The Scenario
HR sent the offboarding file over an hour ago. Twelve former employees need their monday.com accounts deactivated today. Twenty others are moving from full-time to contractor roles and need their access downgraded from 'member' to 'guest.' The IT admin has all of this in an Excel workbook — user IDs in column A, action type in column B. The accounts are still active, and one of the departing employees had admin-level access to two sensitive boards.
The bad version:
- Open monday.com admin panel, find the first user by ID, click 'Deactivate,' confirm.
- Repeat 11 more times.
- Switch to the role-change tab, find user 13 by ID, change role to 'guest,' save.
- Repeat 19 more times.
- Discover that the monday.com admin panel doesn't easily show user IDs — you have to search by name and cross-reference against the workbook.
- Spend an extra 20 minutes on lookups before you can even start deactivating.
Thirty-two user operations, each requiring admin panel navigation and a manual search — on a day when the security team is already asking for confirmation that the accounts are closed.
The Easy Way: One Prompt in SheetXAI
SheetXAI is an AI agent that lives inside your Excel workbook. It reads the user IDs and actions from the workbook and drives monday.com's user management through its built-in integration.
Update the monday.com role for each user ID in column A of my Excel 'Role Changes' table to the role in column B
What You Get
- All 12 users deactivated in one operation.
- Already-deactivated users skipped without error.

### LIST OF TASKS
1. In the article on offboarding monday.com accounts, what steps are listed under "The bad version:"?
2. Can you pick up the article on offboarding monday.com accounts after its last line and continue it?

### SUPPLIED DATA
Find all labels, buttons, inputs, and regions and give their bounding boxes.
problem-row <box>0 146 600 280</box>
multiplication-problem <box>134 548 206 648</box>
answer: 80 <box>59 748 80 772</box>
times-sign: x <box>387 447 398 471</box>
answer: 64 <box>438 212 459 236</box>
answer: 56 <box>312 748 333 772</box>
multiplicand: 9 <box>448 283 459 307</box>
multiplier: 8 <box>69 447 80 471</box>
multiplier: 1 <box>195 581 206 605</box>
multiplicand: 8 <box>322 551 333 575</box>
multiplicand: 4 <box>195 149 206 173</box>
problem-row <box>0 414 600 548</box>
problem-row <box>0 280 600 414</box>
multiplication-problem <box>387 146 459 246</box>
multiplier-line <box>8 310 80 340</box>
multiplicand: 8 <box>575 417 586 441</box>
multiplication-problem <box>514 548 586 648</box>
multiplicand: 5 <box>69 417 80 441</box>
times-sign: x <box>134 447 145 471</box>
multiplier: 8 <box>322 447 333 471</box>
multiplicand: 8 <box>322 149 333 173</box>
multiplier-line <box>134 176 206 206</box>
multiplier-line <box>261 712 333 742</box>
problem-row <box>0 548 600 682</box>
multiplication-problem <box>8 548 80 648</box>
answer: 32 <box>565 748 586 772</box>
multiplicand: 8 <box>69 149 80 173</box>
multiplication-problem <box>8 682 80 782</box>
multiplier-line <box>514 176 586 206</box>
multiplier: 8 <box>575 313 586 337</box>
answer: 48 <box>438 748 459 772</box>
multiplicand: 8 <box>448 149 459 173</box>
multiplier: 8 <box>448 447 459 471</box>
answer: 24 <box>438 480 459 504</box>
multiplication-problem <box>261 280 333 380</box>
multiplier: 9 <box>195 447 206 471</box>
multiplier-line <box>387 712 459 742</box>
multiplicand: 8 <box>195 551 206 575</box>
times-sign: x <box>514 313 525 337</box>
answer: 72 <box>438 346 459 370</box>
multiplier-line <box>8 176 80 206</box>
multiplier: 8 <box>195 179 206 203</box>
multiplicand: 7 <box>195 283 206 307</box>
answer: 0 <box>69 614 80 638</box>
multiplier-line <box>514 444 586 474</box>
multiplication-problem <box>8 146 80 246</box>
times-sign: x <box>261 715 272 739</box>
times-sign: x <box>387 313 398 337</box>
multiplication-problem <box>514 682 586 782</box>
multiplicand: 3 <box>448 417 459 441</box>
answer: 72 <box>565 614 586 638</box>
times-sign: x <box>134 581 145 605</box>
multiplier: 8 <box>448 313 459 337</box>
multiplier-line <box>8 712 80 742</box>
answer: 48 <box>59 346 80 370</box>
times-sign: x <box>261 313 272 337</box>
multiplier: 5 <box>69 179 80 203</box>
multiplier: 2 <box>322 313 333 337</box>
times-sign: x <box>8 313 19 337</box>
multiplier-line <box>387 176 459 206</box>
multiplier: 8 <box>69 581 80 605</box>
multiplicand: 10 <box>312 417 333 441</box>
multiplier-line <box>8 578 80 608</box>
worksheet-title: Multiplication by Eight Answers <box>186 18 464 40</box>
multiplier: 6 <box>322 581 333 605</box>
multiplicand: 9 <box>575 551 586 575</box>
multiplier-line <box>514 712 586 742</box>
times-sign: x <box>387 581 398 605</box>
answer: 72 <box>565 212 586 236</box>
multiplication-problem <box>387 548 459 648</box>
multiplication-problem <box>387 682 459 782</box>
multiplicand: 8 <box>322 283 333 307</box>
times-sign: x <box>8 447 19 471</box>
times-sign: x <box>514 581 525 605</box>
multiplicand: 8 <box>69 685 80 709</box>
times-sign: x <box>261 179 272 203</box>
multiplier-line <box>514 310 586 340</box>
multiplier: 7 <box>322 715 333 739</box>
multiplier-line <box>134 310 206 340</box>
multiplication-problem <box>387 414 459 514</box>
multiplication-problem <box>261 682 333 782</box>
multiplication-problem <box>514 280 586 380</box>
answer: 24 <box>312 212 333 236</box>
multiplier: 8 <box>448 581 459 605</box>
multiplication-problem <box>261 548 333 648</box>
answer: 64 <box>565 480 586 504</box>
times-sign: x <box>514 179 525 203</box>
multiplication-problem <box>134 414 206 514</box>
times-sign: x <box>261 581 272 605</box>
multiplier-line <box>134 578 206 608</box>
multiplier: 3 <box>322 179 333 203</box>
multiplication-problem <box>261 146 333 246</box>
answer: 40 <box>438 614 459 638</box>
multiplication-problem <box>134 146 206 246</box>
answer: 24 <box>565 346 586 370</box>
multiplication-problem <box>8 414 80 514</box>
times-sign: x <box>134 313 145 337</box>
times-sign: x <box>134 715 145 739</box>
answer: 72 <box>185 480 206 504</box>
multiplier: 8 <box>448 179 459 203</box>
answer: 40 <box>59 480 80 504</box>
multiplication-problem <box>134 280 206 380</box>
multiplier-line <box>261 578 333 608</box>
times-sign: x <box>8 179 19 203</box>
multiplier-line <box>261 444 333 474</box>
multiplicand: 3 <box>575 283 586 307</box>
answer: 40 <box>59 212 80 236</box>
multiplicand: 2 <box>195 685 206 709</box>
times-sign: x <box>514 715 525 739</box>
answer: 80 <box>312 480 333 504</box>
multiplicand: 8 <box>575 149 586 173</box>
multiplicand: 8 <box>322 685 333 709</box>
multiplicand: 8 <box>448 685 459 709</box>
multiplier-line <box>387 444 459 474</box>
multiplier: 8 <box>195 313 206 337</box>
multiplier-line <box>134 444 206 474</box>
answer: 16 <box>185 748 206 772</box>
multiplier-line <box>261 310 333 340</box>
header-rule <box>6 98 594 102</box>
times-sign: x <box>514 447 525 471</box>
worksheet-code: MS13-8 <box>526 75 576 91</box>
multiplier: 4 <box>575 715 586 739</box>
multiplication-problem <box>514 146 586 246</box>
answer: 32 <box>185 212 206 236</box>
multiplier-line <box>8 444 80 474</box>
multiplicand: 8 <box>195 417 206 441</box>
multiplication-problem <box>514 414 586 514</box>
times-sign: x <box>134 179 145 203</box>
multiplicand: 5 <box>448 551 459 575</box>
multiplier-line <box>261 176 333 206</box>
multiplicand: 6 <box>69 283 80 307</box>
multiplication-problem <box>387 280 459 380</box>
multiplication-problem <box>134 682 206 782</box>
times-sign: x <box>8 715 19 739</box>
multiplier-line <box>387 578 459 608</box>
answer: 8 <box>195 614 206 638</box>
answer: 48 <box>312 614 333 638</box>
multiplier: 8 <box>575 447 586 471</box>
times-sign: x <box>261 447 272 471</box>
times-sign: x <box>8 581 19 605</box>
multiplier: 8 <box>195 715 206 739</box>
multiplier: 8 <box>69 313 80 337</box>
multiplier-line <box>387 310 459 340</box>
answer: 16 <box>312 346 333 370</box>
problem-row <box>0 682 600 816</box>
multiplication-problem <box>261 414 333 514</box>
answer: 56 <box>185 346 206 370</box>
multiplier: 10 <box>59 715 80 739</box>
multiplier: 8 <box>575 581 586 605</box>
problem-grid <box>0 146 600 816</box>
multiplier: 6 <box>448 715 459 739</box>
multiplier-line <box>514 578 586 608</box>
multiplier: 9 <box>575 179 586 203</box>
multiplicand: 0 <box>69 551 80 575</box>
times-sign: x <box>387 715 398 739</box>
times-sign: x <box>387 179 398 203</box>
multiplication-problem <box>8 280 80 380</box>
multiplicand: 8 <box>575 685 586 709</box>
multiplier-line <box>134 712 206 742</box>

### EXPECTED OUTPUTS
1.
- Open monday.com admin panel, find the first user by ID, click 'Deactivate,' confirm.
- Repeat 11 more times.
- Switch to the role-change tab, find user 13 by ID, change role to 'guest,' save.
- Repeat 19 more times.
- Discover that the monday.com admin panel doesn't easily show user IDs — you have to search by name and cross-reference against the workbook.
- Spend an extra 20 minutes on lookups before you can even start deactivating.

2.
- Users not found in the account flagged in column B with "Not found."
- A completion timestamp written at the top of the workbook.
What If the Data Is Not Quite Ready
The workbook has both deactivations and role changes in different rows
For each row in the 'Offboarding' Excel table: if column B is 'Deactivate', deactivate the monday.com user in column A. If column B is 'Guest', update the user's role to 'guest'. Write the action taken and result into column C
Some user IDs are invalid because they're from a different monday.com account
Process each user ID in column A of the 'Offboarding' Excel table according to column B. If the user ID is not found in the account, write "Not found — verify ID" into column C and skip that row
You need to remove deactivated users from specific boards before deactivating them
For each user ID in column A of the 'Offboarding' Excel table where column B is 'Deactivate': first remove the user from all boards listed in column C (comma-separated board IDs), then deactivate the account. Write the result into column D
Kill chain: remove from sensitive boards, change roles, deactivate, and send an audit log
In the 'Offboarding' Excel table: for each user in column A, remove them from boards in column C. If column B is 'Deactivate', deactivate the account. If column B is 'Guest', downgrade to guest role. Write the completed action and timestamp into column D. Write a final summary — total deactivated, total role-changed, total errors — into a new 'Audit Summary' worksheet.
One prompt handles removal, role changes, deactivation, and audit logging without separate passes.
Try It
Get the 7-day free trial of SheetXAI and open the offboarding spreadsheet your HR team provides as an Excel file, then ask SheetXAI to process the monday.com user changes. See also: Add users to monday.com boards from an Excel workbook and the monday.com hub overview.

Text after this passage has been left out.